--- Start of Extracted data ---

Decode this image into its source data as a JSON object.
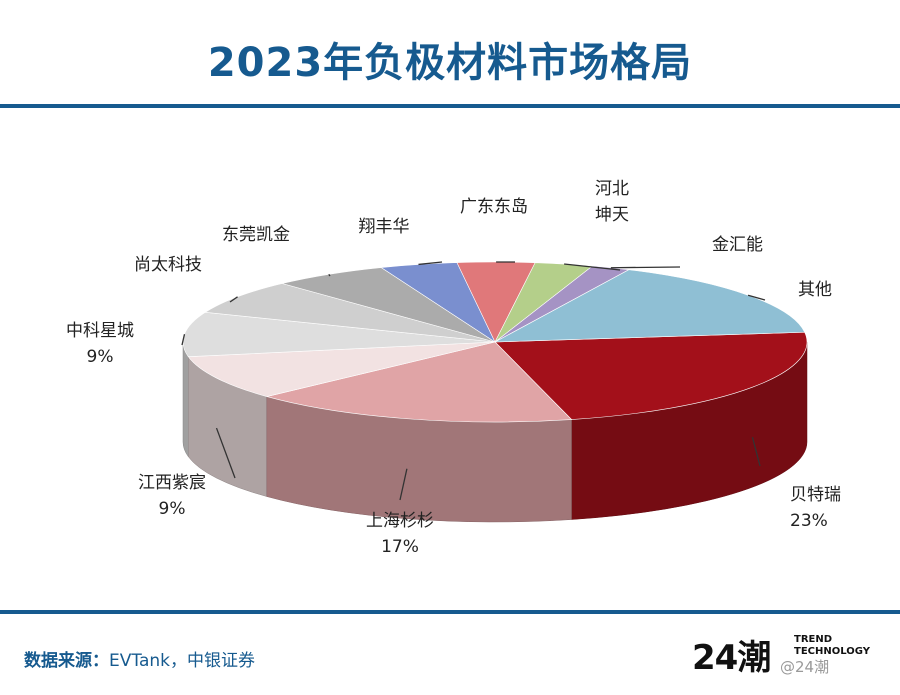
{
  "title": "2023年负极材料市场格局",
  "chart_data": {
    "type": "pie",
    "title": "2023年负极材料市场格局",
    "slices": [
      {
        "label": "贝特瑞",
        "value": 23,
        "value_label": "23%",
        "color": "#a3101a"
      },
      {
        "label": "上海杉杉",
        "value": 17,
        "value_label": "17%",
        "color": "#e0a4a6"
      },
      {
        "label": "江西紫宸",
        "value": 9,
        "value_label": "9%",
        "color": "#f2e2e2"
      },
      {
        "label": "中科星城",
        "value": 9,
        "value_label": "9%",
        "color": "#dedede"
      },
      {
        "label": "尚太科技",
        "value": 7,
        "value_label": "",
        "color": "#cfcfcf"
      },
      {
        "label": "东莞凯金",
        "value": 6,
        "value_label": "",
        "color": "#ababab"
      },
      {
        "label": "翔丰华",
        "value": 4,
        "value_label": "",
        "color": "#7a8fcf"
      },
      {
        "label": "广东东岛",
        "value": 4,
        "value_label": "",
        "color": "#e0787a"
      },
      {
        "label": "河北\n坤天",
        "value": 3,
        "value_label": "",
        "color": "#b4cf8a"
      },
      {
        "label": "金汇能",
        "value": 2,
        "value_label": "",
        "color": "#a593c4"
      },
      {
        "label": "其他",
        "value": 16,
        "value_label": "",
        "color": "#8fbfd4"
      }
    ],
    "legend": "none",
    "style": "3d-tilted"
  },
  "footer": {
    "source_label": "数据来源：",
    "source_text": "EVTank，中银证券"
  },
  "brand": {
    "number": "24潮",
    "line1": "TREND",
    "line2": "TECHNOLOGY",
    "watermark": "@24潮"
  }
}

--- End of Extracted data ---

- What you have to do
Retype the data above exactly; pictures are not part of the copy.

- Task answer
Decode this image into its source data as a JSON object.
{
  "title": "2023年负极材料市场格局",
  "chart_data": {
    "type": "pie",
    "title": "2023年负极材料市场格局",
    "slices": [
      {
        "label": "贝特瑞",
        "value": 23,
        "value_label": "23%",
        "color": "#a3101a"
      },
      {
        "label": "上海杉杉",
        "value": 17,
        "value_label": "17%",
        "color": "#e0a4a6"
      },
      {
        "label": "江西紫宸",
        "value": 9,
        "value_label": "9%",
        "color": "#f2e2e2"
      },
      {
        "label": "中科星城",
        "value": 9,
        "value_label": "9%",
        "color": "#dedede"
      },
      {
        "label": "尚太科技",
        "value": 7,
        "value_label": "",
        "color": "#cfcfcf"
      },
      {
        "label": "东莞凯金",
        "value": 6,
        "value_label": "",
        "color": "#ababab"
      },
      {
        "label": "翔丰华",
        "value": 4,
        "value_label": "",
        "color": "#7a8fcf"
      },
      {
        "label": "广东东岛",
        "value": 4,
        "value_label": "",
        "color": "#e0787a"
      },
      {
        "label": "河北\n坤天",
        "value": 3,
        "value_label": "",
        "color": "#b4cf8a"
      },
      {
        "label": "金汇能",
        "value": 2,
        "value_label": "",
        "color": "#a593c4"
      },
      {
        "label": "其他",
        "value": 16,
        "value_label": "",
        "color": "#8fbfd4"
      }
    ],
    "legend": "none",
    "style": "3d-tilted"
  },
  "footer": {
    "source_label": "数据来源：",
    "source_text": "EVTank，中银证券"
  },
  "brand": {
    "number": "24潮",
    "line1": "TREND",
    "line2": "TECHNOLOGY",
    "watermark": "@24潮"
  }
}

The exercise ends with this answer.